=== PROBLEM TO SOLVE ===
What lines of the material below include the string "knockdown"? Copy all of them.

·····

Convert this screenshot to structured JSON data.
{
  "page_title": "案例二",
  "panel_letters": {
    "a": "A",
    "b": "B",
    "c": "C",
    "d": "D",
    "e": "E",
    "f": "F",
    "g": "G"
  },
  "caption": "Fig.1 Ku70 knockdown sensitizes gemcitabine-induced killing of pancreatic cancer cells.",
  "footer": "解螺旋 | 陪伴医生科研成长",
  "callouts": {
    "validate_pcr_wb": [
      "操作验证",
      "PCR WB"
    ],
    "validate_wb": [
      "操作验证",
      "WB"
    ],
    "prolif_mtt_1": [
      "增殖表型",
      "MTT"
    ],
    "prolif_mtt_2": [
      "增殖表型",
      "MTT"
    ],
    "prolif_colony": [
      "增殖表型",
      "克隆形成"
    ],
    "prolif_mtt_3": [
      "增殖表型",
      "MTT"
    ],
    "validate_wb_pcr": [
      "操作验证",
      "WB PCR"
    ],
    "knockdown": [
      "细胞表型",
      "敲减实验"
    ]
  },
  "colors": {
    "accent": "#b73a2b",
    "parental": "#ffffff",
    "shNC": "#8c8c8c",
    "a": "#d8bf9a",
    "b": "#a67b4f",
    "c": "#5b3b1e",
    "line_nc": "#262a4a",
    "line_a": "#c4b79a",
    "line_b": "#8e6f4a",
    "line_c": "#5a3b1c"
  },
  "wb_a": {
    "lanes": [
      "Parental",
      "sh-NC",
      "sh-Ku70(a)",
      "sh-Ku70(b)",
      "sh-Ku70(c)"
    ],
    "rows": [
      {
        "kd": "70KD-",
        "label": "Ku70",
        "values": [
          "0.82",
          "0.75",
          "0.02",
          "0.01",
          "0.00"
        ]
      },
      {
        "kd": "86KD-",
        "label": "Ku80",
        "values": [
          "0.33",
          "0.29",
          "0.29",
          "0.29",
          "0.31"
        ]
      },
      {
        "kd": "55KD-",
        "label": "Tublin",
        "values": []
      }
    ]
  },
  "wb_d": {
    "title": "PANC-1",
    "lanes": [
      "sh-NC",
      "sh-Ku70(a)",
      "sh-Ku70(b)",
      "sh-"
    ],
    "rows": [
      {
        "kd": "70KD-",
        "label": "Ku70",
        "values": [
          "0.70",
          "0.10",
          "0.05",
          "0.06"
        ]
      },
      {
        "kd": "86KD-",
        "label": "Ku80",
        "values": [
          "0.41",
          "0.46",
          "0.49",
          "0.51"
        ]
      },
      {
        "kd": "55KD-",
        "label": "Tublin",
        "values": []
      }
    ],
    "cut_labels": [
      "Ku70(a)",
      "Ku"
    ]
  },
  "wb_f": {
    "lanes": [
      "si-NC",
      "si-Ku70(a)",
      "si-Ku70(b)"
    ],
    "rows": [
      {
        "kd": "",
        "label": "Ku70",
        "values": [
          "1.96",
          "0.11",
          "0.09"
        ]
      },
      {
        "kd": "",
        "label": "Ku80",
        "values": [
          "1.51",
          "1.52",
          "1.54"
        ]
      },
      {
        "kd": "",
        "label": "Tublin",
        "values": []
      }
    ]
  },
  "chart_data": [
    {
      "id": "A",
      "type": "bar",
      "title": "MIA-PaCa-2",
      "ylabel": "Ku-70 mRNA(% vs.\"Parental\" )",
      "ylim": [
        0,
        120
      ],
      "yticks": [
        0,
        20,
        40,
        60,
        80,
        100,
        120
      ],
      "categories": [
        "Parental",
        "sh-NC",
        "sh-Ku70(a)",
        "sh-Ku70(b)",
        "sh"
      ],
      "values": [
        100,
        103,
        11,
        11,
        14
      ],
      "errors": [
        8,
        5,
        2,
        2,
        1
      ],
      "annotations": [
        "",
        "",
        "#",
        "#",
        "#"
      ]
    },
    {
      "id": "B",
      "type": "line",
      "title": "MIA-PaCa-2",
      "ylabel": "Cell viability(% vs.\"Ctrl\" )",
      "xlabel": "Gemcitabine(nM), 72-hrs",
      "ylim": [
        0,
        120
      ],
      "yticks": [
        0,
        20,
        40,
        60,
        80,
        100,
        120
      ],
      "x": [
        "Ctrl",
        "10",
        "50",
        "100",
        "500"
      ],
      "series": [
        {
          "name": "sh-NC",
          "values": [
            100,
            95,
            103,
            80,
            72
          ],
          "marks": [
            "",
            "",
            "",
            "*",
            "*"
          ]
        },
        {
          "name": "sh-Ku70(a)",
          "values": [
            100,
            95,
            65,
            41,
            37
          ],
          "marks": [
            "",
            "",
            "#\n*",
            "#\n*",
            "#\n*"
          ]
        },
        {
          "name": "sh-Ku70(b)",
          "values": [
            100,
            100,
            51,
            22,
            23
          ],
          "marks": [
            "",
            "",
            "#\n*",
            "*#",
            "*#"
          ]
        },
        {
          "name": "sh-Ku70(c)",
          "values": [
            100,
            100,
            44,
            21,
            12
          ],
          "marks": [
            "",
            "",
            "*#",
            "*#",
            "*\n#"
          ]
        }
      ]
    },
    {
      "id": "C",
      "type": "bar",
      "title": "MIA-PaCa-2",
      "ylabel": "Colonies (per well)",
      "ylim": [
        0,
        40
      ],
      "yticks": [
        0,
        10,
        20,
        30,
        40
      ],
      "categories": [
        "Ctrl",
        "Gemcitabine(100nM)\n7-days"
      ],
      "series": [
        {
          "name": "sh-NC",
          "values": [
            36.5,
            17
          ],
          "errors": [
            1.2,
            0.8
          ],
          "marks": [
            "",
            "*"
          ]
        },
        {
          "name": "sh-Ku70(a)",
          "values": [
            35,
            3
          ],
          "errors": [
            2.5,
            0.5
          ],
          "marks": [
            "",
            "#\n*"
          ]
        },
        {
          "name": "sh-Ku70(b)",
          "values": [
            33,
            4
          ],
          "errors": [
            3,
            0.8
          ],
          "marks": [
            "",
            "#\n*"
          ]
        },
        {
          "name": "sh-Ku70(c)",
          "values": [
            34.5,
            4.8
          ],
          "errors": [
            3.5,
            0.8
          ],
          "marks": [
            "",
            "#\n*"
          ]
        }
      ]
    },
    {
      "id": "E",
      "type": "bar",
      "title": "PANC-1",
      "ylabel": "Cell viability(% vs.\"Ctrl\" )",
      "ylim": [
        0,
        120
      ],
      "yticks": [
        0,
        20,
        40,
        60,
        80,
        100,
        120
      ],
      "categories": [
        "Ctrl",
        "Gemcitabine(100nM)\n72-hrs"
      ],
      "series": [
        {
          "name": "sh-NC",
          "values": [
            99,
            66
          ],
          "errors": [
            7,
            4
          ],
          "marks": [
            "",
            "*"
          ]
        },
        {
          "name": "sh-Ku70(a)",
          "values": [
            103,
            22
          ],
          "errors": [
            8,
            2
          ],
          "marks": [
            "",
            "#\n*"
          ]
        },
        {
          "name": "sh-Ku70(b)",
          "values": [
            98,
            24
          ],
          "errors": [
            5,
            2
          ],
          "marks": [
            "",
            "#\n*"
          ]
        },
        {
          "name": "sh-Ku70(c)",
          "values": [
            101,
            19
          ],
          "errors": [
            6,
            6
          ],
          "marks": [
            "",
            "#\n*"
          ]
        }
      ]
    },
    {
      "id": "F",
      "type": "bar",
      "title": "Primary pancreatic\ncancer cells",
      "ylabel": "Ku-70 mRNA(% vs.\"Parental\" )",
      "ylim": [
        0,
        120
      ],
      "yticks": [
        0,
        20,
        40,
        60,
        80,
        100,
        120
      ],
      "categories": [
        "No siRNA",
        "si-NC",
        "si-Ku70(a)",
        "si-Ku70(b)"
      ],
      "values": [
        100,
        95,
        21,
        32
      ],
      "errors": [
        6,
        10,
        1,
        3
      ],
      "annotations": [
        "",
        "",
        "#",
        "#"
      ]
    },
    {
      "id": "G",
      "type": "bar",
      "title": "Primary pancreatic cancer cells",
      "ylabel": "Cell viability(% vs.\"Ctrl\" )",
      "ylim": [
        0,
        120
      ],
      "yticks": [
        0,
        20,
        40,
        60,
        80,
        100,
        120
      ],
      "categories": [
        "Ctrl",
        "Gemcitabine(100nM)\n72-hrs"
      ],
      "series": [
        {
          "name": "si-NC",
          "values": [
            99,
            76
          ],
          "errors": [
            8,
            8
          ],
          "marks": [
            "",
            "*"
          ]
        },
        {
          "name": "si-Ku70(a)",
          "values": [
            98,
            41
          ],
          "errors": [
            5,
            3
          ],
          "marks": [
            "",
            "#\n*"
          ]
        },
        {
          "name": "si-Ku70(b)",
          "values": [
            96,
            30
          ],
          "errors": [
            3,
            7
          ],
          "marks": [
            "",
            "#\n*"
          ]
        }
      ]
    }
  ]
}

·····

=== TASK RESULT ===
  "caption": "Fig.1 Ku70 knockdown sensitizes gemcitabine-induced killing of pancreatic cancer cells.",
    "knockdown": [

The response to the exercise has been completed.